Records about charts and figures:

start

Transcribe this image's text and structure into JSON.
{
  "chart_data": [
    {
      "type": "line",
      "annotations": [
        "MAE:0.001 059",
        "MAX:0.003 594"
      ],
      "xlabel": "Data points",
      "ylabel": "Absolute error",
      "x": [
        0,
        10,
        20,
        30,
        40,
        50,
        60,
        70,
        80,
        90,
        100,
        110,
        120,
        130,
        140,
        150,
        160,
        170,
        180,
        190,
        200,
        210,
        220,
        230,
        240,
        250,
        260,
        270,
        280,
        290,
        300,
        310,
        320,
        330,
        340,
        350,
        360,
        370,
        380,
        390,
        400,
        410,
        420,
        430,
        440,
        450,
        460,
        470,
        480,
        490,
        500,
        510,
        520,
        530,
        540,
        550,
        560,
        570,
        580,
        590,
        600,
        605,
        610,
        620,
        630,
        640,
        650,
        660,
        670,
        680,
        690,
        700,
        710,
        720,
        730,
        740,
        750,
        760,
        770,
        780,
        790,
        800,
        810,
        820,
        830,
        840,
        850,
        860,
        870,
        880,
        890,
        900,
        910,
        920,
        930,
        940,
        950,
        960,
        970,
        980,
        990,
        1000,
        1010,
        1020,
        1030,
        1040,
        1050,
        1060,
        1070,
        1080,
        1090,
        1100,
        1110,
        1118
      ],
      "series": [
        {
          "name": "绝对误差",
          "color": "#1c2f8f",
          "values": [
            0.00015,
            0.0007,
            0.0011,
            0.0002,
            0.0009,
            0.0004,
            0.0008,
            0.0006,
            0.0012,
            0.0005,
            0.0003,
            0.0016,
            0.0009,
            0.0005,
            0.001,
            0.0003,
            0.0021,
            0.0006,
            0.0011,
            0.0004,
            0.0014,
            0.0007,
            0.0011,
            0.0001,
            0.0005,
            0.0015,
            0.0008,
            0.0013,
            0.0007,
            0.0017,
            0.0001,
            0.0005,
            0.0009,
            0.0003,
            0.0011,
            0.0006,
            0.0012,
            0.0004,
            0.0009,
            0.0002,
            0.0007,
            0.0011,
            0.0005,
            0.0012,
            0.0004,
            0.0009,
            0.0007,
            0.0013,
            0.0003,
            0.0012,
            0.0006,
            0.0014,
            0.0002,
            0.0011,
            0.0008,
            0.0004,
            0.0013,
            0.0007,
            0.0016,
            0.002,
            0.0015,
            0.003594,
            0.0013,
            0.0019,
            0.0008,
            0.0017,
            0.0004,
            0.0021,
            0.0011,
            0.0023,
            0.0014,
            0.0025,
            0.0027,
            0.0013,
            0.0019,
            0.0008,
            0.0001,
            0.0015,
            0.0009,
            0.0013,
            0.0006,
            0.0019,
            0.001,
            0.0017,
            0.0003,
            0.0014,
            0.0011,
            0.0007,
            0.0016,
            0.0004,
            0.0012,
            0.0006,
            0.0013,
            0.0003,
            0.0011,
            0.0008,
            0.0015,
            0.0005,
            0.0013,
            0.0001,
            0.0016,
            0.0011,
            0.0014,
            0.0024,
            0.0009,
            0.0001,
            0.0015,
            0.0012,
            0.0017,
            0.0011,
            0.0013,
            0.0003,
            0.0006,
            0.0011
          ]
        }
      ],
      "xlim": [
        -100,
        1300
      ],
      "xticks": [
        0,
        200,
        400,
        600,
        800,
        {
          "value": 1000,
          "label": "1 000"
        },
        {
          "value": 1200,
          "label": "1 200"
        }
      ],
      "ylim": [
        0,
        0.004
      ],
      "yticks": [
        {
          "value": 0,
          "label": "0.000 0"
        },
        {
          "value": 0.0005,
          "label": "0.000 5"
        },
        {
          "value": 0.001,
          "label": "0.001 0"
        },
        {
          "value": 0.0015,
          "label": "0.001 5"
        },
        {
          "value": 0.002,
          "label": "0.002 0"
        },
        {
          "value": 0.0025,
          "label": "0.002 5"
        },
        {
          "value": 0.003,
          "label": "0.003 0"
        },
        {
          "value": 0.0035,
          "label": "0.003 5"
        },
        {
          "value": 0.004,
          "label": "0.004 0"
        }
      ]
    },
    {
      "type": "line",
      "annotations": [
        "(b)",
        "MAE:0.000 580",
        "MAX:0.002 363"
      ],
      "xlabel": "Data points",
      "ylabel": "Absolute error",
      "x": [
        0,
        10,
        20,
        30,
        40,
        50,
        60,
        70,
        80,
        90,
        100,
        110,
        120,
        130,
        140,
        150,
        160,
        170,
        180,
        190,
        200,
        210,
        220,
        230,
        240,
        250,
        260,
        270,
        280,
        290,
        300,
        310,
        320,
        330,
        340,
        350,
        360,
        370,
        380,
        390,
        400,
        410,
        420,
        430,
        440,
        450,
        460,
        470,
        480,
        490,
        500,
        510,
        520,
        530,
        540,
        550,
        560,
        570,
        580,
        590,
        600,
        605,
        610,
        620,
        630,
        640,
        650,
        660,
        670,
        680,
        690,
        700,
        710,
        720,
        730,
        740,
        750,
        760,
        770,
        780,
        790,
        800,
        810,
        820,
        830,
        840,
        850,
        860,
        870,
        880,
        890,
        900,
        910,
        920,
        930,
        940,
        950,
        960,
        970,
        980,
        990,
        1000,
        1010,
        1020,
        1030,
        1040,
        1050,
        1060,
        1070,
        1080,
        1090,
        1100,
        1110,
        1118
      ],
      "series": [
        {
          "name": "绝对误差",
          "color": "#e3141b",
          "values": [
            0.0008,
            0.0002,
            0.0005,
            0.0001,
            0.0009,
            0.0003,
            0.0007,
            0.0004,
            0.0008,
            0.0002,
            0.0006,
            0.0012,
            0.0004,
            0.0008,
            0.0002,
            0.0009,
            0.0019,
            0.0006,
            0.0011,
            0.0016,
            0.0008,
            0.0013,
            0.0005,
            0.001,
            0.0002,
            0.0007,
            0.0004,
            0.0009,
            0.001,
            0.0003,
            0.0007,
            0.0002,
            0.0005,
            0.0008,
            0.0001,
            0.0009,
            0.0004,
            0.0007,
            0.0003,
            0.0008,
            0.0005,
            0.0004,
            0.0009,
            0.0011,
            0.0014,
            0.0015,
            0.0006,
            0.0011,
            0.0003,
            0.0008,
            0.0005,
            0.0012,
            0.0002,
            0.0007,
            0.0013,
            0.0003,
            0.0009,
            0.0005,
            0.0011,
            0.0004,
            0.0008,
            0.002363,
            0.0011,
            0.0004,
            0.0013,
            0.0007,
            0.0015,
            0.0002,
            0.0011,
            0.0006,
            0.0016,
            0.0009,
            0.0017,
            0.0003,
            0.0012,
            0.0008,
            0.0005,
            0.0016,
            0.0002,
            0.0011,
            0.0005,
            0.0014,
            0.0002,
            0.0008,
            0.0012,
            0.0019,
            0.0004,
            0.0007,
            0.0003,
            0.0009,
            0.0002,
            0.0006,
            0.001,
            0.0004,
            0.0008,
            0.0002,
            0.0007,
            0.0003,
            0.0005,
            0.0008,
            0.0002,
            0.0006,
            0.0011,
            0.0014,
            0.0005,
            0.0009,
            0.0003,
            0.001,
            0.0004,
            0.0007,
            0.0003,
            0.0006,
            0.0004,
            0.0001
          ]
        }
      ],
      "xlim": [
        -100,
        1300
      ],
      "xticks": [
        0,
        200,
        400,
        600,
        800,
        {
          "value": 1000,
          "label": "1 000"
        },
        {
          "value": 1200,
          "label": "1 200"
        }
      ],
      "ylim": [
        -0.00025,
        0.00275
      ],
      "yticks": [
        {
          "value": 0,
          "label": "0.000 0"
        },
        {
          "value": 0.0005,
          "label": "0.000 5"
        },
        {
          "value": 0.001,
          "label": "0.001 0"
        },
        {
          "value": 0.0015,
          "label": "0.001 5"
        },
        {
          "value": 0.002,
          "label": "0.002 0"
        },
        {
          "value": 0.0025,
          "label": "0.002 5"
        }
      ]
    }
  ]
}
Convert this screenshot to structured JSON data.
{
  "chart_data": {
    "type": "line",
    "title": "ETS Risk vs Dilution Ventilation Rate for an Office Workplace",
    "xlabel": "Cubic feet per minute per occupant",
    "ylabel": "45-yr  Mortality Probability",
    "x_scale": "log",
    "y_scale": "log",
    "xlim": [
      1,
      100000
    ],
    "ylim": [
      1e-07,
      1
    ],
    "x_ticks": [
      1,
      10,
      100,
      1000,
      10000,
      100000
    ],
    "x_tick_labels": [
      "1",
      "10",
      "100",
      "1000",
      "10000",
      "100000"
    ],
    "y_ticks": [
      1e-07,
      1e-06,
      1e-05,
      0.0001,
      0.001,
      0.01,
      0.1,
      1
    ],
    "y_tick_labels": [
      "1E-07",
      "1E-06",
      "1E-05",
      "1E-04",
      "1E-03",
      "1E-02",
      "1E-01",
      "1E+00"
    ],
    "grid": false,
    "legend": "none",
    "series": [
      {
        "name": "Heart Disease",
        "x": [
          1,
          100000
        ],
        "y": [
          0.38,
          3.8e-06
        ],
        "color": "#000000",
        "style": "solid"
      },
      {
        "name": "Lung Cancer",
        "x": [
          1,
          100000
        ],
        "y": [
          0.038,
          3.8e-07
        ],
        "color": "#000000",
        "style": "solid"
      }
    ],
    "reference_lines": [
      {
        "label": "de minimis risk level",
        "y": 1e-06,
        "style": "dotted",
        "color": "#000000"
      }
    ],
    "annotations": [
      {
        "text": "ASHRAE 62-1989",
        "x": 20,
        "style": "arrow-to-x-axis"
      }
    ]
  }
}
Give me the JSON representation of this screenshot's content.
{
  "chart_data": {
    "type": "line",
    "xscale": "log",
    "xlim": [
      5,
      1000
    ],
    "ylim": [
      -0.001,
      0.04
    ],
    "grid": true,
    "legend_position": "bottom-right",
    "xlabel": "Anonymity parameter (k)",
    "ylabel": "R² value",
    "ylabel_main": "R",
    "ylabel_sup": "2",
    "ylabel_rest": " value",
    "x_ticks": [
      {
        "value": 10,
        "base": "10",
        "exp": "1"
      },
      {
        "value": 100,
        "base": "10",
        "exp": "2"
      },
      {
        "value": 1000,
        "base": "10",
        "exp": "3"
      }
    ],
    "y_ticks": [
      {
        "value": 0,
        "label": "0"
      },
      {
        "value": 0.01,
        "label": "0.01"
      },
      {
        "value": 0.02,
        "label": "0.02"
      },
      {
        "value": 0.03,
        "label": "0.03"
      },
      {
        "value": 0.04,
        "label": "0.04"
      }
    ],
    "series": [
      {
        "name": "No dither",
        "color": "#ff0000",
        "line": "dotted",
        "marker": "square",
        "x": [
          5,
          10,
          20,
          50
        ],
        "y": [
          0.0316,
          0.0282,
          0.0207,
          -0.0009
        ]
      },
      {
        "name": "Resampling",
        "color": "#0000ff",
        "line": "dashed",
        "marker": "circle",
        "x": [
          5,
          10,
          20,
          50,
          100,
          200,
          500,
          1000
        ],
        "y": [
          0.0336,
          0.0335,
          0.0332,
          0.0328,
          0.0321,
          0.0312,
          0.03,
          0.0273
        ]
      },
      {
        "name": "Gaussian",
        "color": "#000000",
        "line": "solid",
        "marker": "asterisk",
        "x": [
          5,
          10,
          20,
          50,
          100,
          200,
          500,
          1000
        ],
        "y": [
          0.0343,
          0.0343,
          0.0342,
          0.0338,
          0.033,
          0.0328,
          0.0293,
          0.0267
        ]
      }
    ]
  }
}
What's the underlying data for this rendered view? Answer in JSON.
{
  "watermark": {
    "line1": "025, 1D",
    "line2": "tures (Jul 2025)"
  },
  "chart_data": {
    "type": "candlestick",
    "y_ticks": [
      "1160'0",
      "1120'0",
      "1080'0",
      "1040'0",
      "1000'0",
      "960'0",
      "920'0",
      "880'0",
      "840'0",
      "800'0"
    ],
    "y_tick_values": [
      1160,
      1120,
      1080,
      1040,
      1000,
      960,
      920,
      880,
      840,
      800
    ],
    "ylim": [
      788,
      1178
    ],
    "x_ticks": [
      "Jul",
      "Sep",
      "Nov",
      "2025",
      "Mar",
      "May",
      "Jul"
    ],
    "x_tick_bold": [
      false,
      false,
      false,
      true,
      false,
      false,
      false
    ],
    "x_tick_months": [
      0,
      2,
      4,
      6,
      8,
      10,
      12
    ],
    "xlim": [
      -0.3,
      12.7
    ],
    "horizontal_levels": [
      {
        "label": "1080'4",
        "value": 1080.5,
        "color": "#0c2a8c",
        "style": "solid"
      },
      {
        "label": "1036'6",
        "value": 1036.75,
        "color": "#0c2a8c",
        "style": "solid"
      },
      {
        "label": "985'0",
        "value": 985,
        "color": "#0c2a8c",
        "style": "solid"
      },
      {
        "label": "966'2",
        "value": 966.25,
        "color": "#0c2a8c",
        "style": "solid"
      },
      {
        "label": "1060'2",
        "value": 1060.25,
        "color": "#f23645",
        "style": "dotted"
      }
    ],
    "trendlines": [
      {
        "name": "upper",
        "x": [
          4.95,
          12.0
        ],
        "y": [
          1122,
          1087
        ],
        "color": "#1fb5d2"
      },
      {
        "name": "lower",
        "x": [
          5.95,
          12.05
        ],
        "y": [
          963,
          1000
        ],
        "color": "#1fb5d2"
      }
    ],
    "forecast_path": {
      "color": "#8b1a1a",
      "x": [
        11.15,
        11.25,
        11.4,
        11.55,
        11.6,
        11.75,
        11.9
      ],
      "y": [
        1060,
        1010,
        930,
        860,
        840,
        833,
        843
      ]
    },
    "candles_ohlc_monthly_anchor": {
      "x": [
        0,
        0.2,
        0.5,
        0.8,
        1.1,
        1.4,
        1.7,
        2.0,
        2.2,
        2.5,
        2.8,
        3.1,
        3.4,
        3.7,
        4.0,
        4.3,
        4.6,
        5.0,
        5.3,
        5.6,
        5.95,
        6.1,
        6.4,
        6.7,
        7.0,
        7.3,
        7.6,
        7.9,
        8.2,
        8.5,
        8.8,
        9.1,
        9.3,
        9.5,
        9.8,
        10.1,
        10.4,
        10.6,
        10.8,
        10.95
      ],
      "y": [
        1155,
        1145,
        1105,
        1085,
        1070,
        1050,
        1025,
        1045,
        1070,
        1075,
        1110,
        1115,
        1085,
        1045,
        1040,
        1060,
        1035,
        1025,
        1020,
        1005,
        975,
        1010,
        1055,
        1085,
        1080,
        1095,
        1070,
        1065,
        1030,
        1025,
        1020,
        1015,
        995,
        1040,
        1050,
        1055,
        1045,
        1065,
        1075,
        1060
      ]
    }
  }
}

end

__Objective__
Report the number of lines in the listing where the string "JSON" appears, and nothing besides.

__Correct output__
4